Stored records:

□ □ □ □ □ □ □

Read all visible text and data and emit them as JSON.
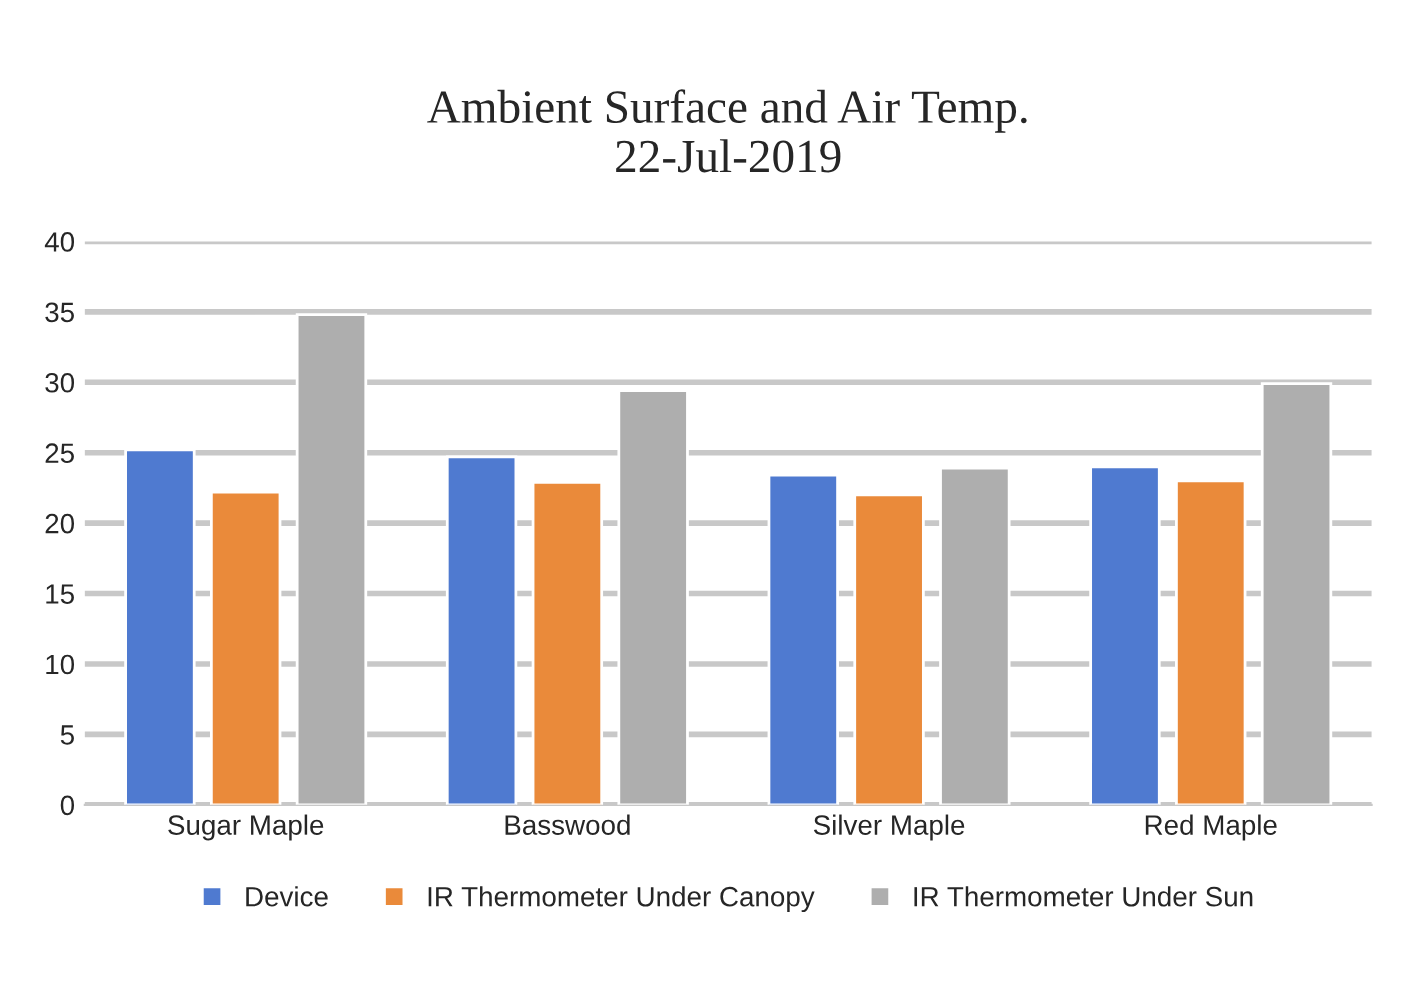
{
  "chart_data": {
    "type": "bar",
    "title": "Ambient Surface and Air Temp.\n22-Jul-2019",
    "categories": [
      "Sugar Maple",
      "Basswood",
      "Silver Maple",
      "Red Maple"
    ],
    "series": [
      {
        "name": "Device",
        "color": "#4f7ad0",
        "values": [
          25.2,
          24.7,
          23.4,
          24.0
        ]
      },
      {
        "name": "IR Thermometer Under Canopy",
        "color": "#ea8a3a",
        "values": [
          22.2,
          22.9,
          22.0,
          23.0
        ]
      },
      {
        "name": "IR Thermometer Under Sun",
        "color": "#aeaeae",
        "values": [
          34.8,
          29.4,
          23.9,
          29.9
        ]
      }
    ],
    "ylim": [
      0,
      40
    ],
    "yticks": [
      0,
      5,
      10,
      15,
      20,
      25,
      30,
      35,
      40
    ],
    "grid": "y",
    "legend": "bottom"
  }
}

□ □ □ □ □ □ □

From the entries above, copy each line holding "color".

        "color": "#4f7ad0",
        "color": "#ea8a3a",
        "color": "#aeaeae",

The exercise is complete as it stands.